**What to produce**
The answer must be every line from the listing that holds the string "image".

**Records shown**
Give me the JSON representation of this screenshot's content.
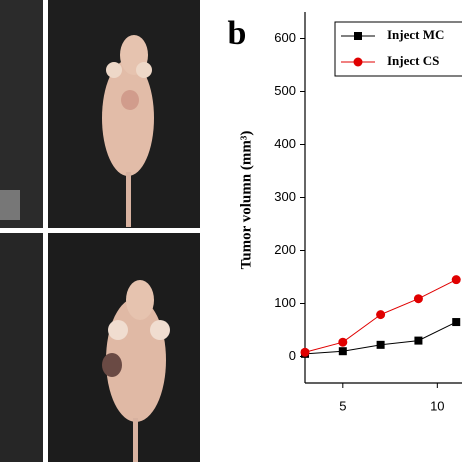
{
  "chart_data": {
    "type": "line",
    "panel_label": "b",
    "y_label": "Tumor volumn (mm³)",
    "x": [
      3,
      5,
      7,
      9,
      11
    ],
    "series": [
      {
        "name": "Inject MC",
        "color": "#000000",
        "marker": "square",
        "values": [
          5,
          10,
          22,
          30,
          65
        ]
      },
      {
        "name": "Inject CS",
        "color": "#e00000",
        "marker": "circle",
        "values": [
          8,
          27,
          79,
          109,
          145
        ]
      }
    ],
    "xlim": [
      3,
      11.3
    ],
    "xticks": [
      5,
      10
    ],
    "ylim": [
      -50,
      650
    ],
    "yticks": [
      0,
      100,
      200,
      300,
      400,
      500,
      600
    ],
    "grid": false,
    "legend": "upper right"
  }
}
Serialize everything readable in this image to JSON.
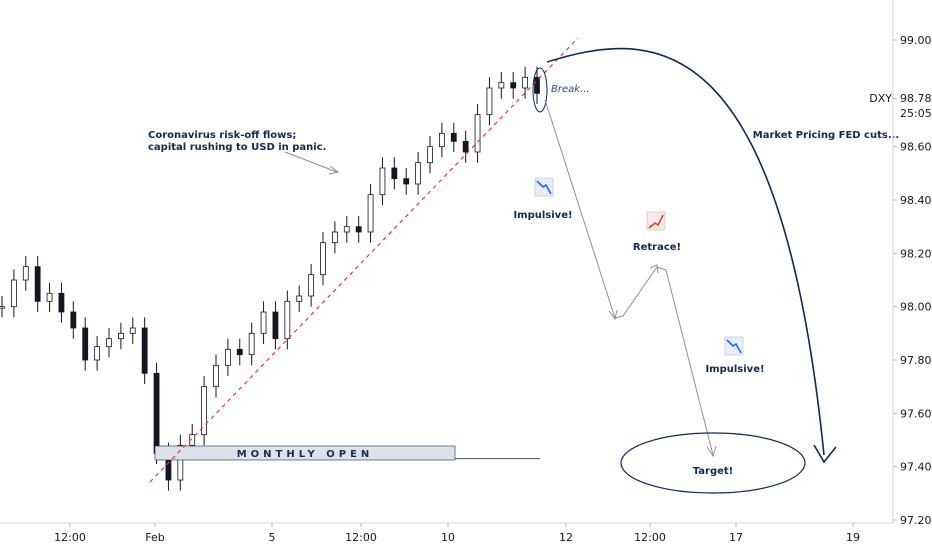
{
  "chart_data": {
    "type": "line",
    "symbol": "DXY",
    "ylim": [
      97.2,
      99.15
    ],
    "y_ticks": [
      "99.00",
      "98.78",
      "98.60",
      "98.40",
      "98.20",
      "98.00",
      "97.80",
      "97.60",
      "97.40",
      "97.20"
    ],
    "x_ticks": [
      "12:00",
      "Feb",
      "5",
      "12:00",
      "10",
      "12",
      "12:00",
      "17",
      "19"
    ],
    "current_price": "98.78",
    "countdown": "25:05",
    "series": [
      {
        "values": [
          98.0,
          98.1,
          98.15,
          98.02,
          98.05,
          97.98,
          97.92,
          97.8,
          97.85,
          97.88,
          97.9,
          97.92,
          97.75,
          97.45,
          97.35,
          97.48,
          97.52,
          97.7,
          97.78,
          97.84,
          97.82,
          97.9,
          97.98,
          97.88,
          98.02,
          98.04,
          98.12,
          98.24,
          98.28,
          98.3,
          98.28,
          98.42,
          98.52,
          98.48,
          98.46,
          98.54,
          98.6,
          98.65,
          98.62,
          98.58,
          98.72,
          98.82,
          98.84,
          98.82,
          98.86,
          98.8
        ]
      }
    ],
    "level_lines": [
      {
        "label": "MONTHLY OPEN",
        "value": 97.43
      }
    ],
    "annotations": {
      "risk_off": [
        "Coronavirus risk-off flows;",
        "capital rushing to USD in panic."
      ],
      "break": "Break...",
      "impulsive_1": "Impulsive!",
      "retrace": "Retrace!",
      "impulsive_2": "Impulsive!",
      "target": "Target!",
      "fed": "Market Pricing FED cuts..."
    },
    "colors": {
      "candles": "#131722",
      "trendline": "#e53935",
      "projection_arc": "#0f2a52",
      "projection_path": "#8a8f98",
      "monthly_open_box": "#dde2ea",
      "down_icon": "#2962ff",
      "up_icon": "#e53935"
    }
  }
}
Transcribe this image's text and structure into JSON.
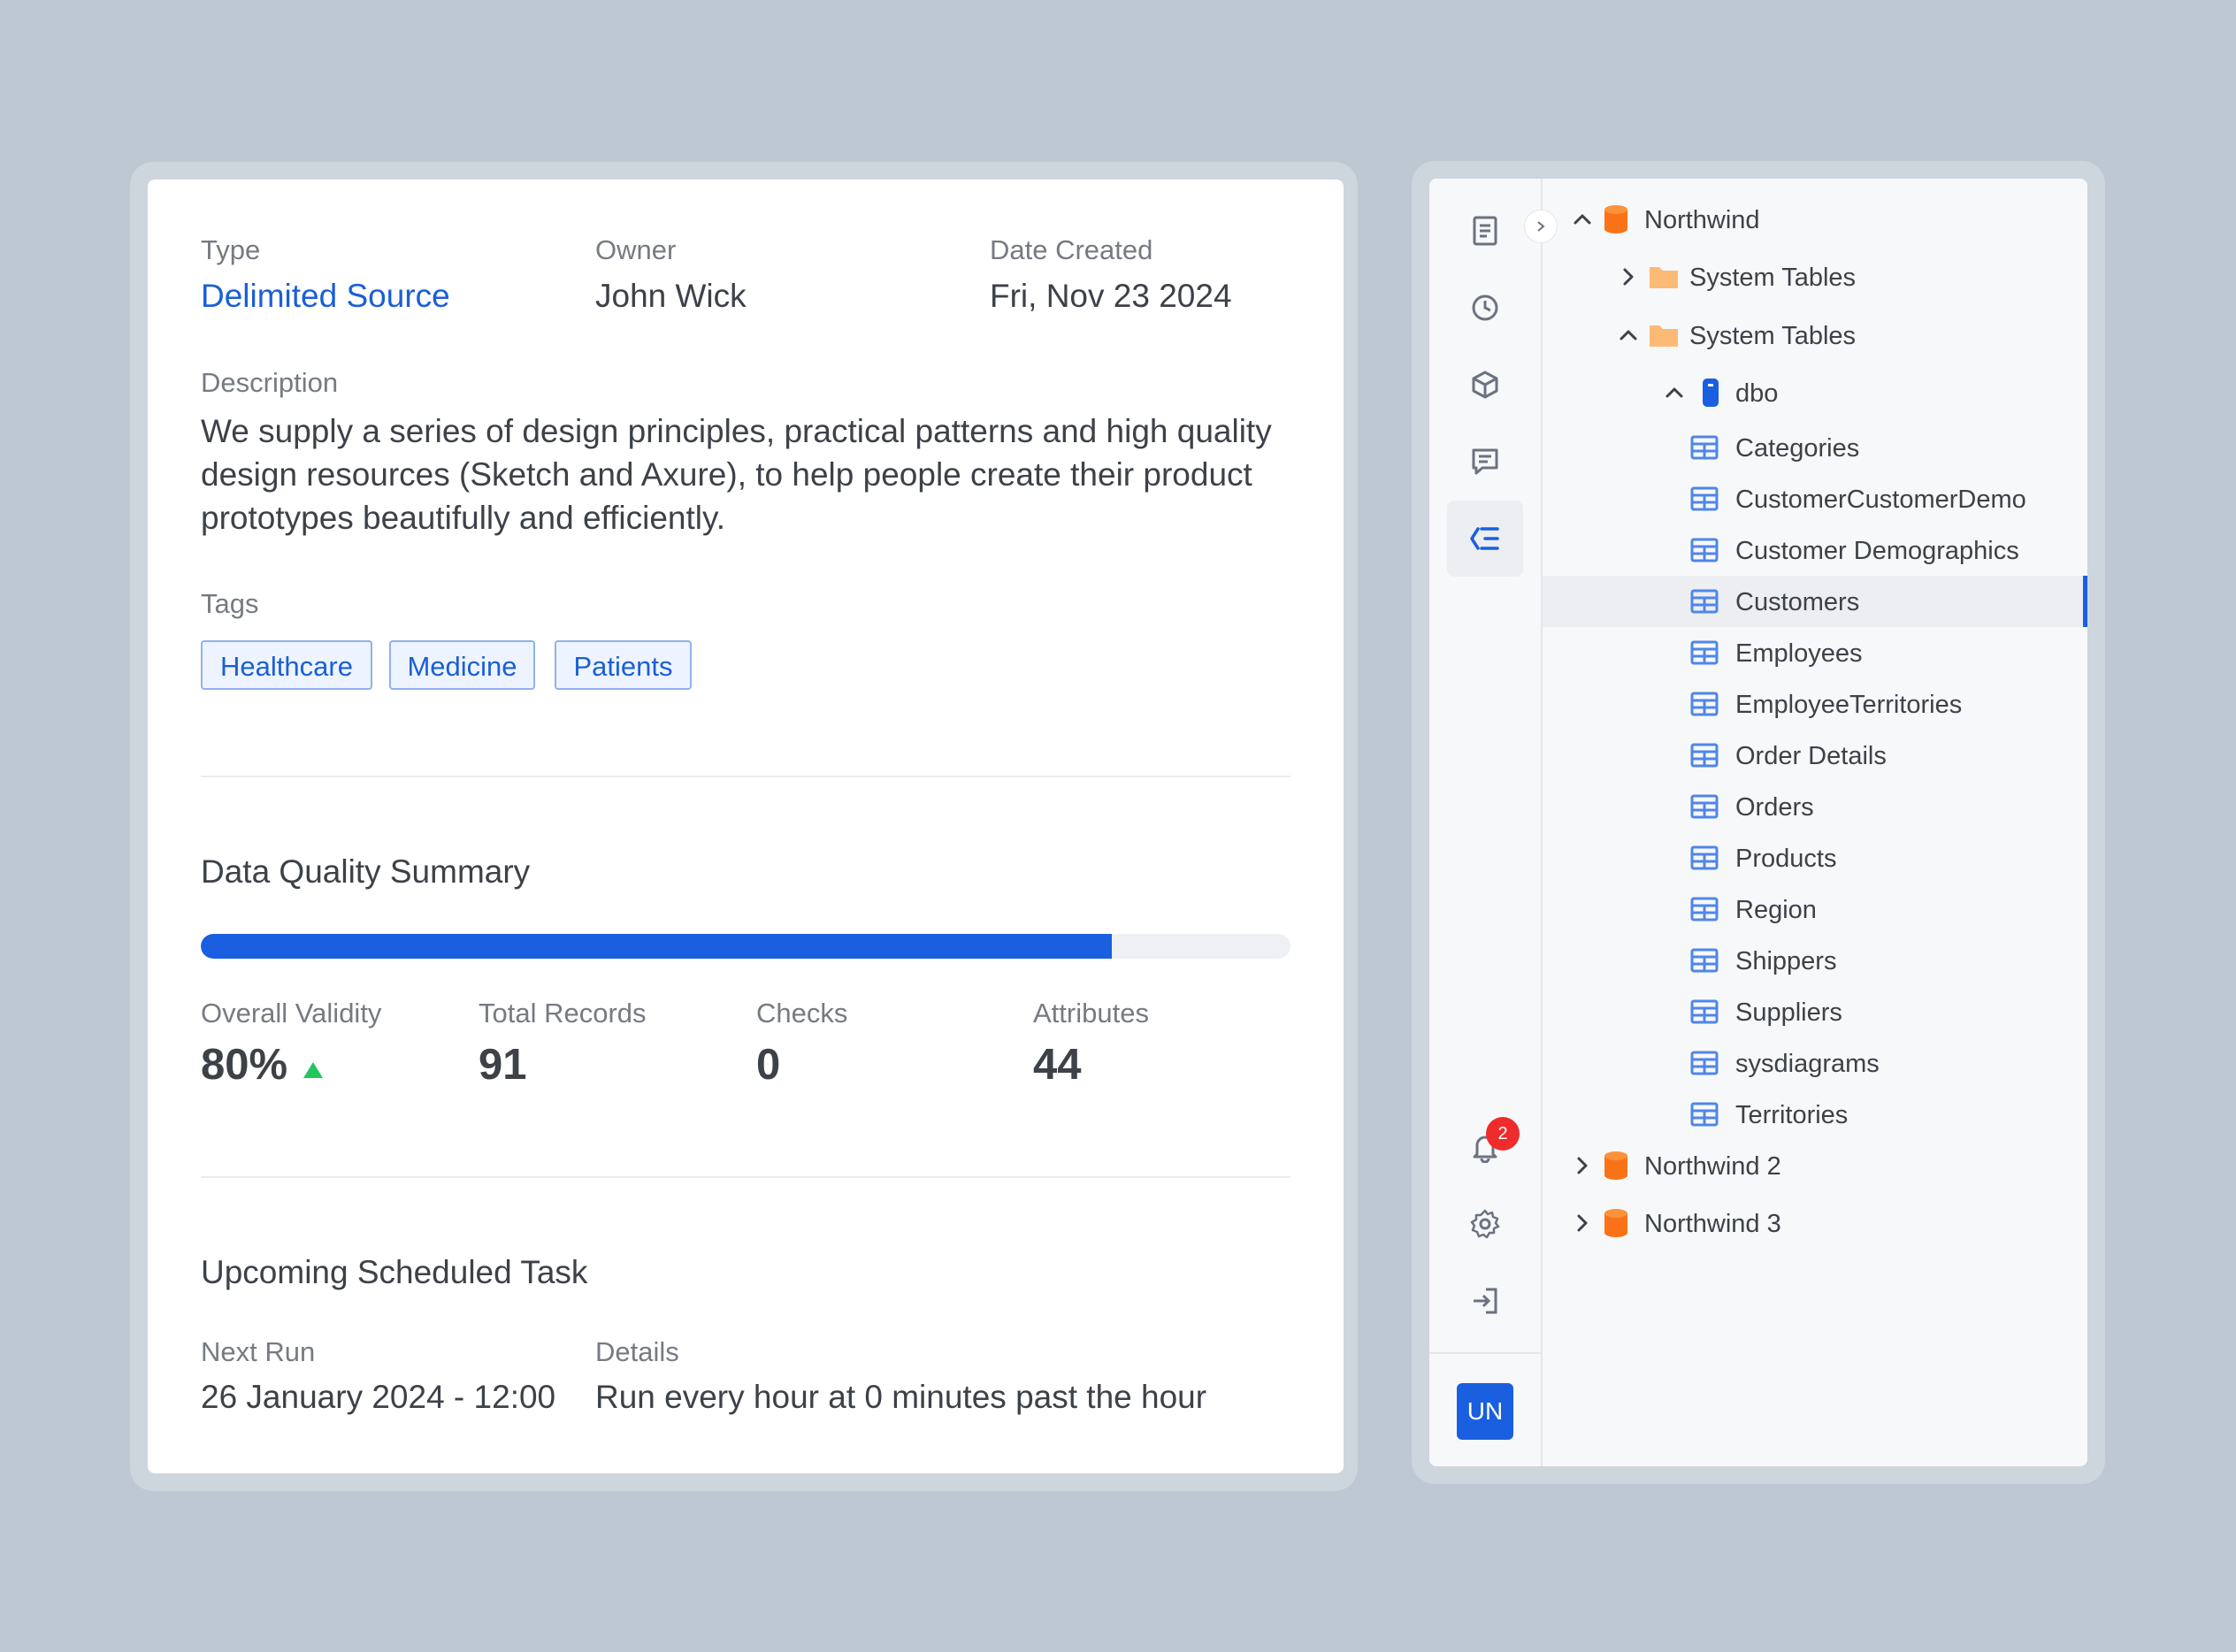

**Task response**
Serialize everything readable in this image to JSON.
Transcribe this image's text and structure into JSON.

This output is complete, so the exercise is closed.